Exercise directions: For the listing below, give the count of lines containing the string "meta" and nothing else.

Data entries:
--------

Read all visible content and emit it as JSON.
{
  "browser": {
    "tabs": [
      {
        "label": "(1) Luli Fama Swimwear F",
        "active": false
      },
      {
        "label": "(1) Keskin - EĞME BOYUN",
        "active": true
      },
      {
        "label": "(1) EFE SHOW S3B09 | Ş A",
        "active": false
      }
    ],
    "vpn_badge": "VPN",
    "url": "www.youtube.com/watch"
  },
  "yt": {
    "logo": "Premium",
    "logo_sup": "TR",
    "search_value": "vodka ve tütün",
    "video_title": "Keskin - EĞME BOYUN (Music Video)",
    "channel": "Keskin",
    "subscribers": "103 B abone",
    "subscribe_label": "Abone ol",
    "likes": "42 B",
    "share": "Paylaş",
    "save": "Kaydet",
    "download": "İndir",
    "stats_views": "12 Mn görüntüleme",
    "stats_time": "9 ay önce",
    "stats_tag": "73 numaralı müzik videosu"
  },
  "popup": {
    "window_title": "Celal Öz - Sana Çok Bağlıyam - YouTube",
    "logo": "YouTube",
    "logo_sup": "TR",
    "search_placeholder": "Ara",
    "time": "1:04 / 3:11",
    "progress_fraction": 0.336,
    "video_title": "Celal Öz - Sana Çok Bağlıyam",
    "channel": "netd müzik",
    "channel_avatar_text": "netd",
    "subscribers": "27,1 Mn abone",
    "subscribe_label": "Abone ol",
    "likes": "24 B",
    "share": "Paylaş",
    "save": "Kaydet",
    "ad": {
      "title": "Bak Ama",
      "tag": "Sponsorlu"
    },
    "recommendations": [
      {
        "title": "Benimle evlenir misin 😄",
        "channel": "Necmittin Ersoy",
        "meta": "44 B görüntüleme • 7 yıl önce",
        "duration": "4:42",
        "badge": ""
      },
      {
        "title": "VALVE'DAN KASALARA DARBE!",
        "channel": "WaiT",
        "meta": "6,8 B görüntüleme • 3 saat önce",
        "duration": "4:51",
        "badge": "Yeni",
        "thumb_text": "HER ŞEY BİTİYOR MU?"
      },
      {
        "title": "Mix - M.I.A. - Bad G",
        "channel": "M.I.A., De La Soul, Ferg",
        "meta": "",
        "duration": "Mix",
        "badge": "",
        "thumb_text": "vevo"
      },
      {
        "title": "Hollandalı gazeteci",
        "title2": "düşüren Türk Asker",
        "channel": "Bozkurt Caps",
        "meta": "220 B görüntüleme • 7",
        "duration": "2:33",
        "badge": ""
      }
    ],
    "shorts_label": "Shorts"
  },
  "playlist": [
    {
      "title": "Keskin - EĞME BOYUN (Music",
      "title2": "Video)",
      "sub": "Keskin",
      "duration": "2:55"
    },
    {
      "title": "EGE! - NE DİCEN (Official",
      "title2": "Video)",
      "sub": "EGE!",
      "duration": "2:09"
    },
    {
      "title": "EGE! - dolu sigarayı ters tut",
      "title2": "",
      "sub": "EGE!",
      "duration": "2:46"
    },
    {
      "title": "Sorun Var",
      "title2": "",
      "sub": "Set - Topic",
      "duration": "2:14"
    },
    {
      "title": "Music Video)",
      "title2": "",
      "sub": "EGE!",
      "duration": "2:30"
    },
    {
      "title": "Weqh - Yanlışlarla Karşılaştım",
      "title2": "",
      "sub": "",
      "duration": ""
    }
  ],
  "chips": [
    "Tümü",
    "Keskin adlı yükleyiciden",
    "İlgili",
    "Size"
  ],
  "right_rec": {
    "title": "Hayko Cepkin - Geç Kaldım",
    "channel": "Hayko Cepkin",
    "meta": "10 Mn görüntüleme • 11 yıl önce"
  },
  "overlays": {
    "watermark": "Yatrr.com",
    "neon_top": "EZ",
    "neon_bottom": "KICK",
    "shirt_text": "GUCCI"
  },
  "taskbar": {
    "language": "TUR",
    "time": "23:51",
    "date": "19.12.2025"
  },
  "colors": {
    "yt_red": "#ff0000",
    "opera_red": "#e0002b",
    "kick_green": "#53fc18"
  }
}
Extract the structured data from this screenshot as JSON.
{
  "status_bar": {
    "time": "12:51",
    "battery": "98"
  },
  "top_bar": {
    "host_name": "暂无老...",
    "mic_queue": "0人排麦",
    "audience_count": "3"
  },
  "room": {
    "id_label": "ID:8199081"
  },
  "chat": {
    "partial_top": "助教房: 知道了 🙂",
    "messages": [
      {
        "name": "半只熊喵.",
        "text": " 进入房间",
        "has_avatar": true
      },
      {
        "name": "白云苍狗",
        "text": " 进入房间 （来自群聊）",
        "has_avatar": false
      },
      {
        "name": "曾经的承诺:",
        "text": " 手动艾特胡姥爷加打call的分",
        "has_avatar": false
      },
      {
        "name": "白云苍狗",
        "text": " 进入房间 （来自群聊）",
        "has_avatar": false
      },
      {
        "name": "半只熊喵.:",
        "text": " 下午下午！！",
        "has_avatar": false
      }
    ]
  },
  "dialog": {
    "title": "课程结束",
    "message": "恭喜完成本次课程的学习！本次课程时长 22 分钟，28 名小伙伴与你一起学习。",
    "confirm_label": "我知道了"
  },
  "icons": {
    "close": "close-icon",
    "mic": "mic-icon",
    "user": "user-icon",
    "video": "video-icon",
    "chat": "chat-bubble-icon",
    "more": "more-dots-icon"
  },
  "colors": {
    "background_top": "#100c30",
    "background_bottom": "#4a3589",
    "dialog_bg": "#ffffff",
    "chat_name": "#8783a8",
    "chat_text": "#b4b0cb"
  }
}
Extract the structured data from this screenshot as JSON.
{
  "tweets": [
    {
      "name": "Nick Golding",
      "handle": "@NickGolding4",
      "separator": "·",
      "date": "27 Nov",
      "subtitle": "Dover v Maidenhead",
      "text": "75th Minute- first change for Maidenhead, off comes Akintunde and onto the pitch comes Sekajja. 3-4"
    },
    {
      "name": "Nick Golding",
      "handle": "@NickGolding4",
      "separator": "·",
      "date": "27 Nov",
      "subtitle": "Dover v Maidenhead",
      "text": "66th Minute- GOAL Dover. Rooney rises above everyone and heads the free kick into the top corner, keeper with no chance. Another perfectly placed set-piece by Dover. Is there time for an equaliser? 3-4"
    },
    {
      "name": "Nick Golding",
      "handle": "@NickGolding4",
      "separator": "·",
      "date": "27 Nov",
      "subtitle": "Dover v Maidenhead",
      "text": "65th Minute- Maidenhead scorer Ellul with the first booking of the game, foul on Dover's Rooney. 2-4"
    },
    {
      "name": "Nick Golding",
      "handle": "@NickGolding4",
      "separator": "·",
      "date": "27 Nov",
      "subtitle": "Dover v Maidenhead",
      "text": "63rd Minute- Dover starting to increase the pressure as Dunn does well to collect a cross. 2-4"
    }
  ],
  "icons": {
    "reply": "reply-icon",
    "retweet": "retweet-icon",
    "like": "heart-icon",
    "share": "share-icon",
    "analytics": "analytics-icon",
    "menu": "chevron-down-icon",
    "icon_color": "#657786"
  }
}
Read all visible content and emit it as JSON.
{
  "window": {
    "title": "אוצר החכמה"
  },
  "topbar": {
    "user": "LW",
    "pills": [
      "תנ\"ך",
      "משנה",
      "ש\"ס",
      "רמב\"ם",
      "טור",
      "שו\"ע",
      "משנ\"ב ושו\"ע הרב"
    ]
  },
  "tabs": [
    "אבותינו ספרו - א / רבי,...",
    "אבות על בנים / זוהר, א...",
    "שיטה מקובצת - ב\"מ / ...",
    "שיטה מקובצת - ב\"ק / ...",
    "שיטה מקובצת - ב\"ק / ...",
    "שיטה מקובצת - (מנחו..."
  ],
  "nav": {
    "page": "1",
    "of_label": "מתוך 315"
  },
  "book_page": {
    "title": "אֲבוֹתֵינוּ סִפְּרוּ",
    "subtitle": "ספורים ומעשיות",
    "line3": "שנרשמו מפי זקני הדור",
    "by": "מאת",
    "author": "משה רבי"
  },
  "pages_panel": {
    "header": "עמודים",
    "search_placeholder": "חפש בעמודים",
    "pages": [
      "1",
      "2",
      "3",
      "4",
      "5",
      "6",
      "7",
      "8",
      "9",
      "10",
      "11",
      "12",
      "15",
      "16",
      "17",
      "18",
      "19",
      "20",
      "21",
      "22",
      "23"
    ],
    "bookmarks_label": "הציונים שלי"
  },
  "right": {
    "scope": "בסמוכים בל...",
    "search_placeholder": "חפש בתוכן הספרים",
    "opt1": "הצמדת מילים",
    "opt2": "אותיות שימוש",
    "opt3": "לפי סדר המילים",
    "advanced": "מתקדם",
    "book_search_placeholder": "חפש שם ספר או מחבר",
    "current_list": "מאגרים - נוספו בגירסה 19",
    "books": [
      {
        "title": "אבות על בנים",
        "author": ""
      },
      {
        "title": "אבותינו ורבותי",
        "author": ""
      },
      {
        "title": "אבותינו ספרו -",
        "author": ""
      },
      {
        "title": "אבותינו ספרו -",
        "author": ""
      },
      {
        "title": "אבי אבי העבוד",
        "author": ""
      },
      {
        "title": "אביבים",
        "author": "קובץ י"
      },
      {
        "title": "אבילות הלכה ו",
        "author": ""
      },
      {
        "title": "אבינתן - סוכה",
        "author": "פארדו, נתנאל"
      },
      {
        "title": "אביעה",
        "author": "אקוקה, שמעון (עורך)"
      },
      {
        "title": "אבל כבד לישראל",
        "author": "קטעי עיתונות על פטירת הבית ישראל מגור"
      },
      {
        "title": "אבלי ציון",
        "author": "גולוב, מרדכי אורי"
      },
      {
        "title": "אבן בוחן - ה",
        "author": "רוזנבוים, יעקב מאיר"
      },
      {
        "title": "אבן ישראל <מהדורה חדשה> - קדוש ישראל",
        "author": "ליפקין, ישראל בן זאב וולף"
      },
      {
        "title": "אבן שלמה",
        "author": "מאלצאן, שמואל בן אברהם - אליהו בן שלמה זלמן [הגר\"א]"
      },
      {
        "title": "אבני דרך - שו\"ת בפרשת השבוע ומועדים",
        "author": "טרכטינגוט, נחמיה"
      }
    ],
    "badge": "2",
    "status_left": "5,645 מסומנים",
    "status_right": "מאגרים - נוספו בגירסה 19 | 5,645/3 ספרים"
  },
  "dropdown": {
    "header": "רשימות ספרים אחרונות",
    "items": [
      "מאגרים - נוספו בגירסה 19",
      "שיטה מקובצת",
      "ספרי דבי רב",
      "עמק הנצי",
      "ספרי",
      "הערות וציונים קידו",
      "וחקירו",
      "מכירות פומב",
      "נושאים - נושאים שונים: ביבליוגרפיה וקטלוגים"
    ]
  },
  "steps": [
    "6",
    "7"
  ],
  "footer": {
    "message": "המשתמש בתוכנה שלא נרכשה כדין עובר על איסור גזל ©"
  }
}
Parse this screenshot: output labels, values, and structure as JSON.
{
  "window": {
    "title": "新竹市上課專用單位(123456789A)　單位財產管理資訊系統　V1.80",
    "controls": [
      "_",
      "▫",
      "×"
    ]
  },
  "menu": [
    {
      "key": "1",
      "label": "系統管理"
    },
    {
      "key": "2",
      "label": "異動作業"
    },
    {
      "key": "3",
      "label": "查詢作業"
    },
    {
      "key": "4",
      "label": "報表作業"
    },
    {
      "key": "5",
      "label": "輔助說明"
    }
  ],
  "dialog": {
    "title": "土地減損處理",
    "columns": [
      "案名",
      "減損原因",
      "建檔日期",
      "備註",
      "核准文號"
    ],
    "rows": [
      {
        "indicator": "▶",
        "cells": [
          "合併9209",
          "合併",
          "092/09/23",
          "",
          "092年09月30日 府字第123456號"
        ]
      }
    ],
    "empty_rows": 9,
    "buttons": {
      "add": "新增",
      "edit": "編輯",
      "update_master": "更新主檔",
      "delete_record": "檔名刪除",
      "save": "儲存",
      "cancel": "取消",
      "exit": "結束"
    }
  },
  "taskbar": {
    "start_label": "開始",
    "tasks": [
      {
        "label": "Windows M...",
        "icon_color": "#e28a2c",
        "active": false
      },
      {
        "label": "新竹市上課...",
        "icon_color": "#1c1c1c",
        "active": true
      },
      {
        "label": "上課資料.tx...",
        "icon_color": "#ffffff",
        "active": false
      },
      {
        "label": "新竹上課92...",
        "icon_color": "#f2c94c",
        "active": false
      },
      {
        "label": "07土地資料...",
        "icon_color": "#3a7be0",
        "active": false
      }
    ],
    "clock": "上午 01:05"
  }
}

--------

Answer to the problem: 5